What you should do :: Word for word, give the data again without its pictures.

(Dataset excerpts)
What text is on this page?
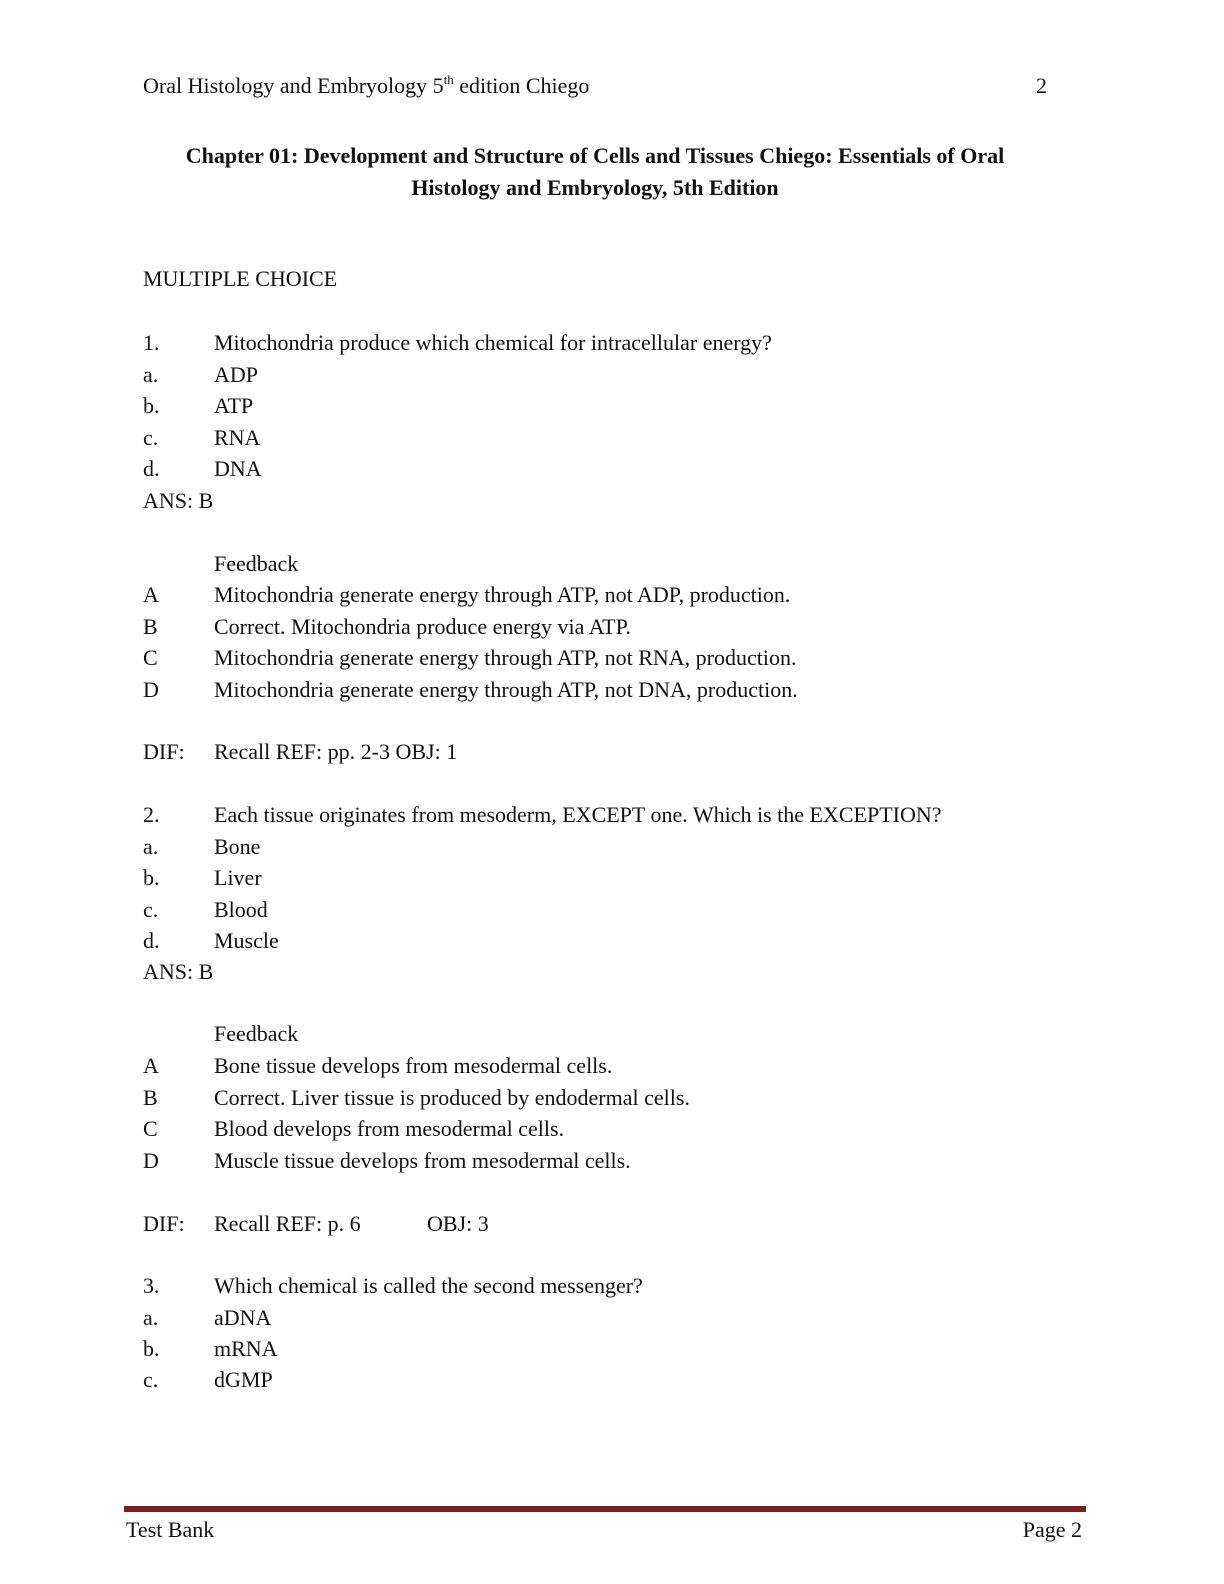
Oral Histology and Embryology 5th edition Chiego	2
Chapter 01: Development and Structure of Cells and Tissues Chiego: Essentials of Oral Histology and Embryology, 5th Edition
MULTIPLE CHOICE
1. Mitochondria produce which chemical for intracellular energy?
a.	ADP
b. ATP
c.	RNA
d. DNA
ANS: B
Feedback
A	Mitochondria generate energy through ATP, not ADP, production.
B	Correct. Mitochondria produce energy via ATP.
C	Mitochondria generate energy through ATP, not RNA, production.
D	Mitochondria generate energy through ATP, not DNA, production.
DIF: Recall REF: pp. 2-3 OBJ: 1
2. Each tissue originates from mesoderm, EXCEPT one. Which is the EXCEPTION?
a.	Bone
b. Liver
c.	Blood
d. Muscle
ANS: B
Feedback
A	Bone tissue develops from mesodermal cells.
B	Correct. Liver tissue is produced by endodermal cells.
C	Blood develops from mesodermal cells.
D	Muscle tissue develops from mesodermal cells.
DIF: Recall REF: p. 6	OBJ: 3
3. Which chemical is called the second messenger?
a.	aDNA
b. mRNA
c.	dGMP
Test Bank	Page 2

Your solution ::
What text is on this page?
Oral Histology and Embryology 5th edition Chiego	2
Chapter 01: Development and Structure of Cells and Tissues Chiego: Essentials of Oral Histology and Embryology, 5th Edition
MULTIPLE CHOICE
1. Mitochondria produce which chemical for intracellular energy?
a.	ADP
b. ATP
c.	RNA
d. DNA
ANS: B
Feedback
A	Mitochondria generate energy through ATP, not ADP, production.
B	Correct. Mitochondria produce energy via ATP.
C	Mitochondria generate energy through ATP, not RNA, production.
D	Mitochondria generate energy through ATP, not DNA, production.
DIF: Recall REF: pp. 2-3 OBJ: 1
2. Each tissue originates from mesoderm, EXCEPT one. Which is the EXCEPTION?
a.	Bone
b. Liver
c.	Blood
d. Muscle
ANS: B
Feedback
A	Bone tissue develops from mesodermal cells.
B	Correct. Liver tissue is produced by endodermal cells.
C	Blood develops from mesodermal cells.
D	Muscle tissue develops from mesodermal cells.
DIF: Recall REF: p. 6	OBJ: 3
3. Which chemical is called the second messenger?
a.	aDNA
b. mRNA
c.	dGMP
Test Bank	Page 2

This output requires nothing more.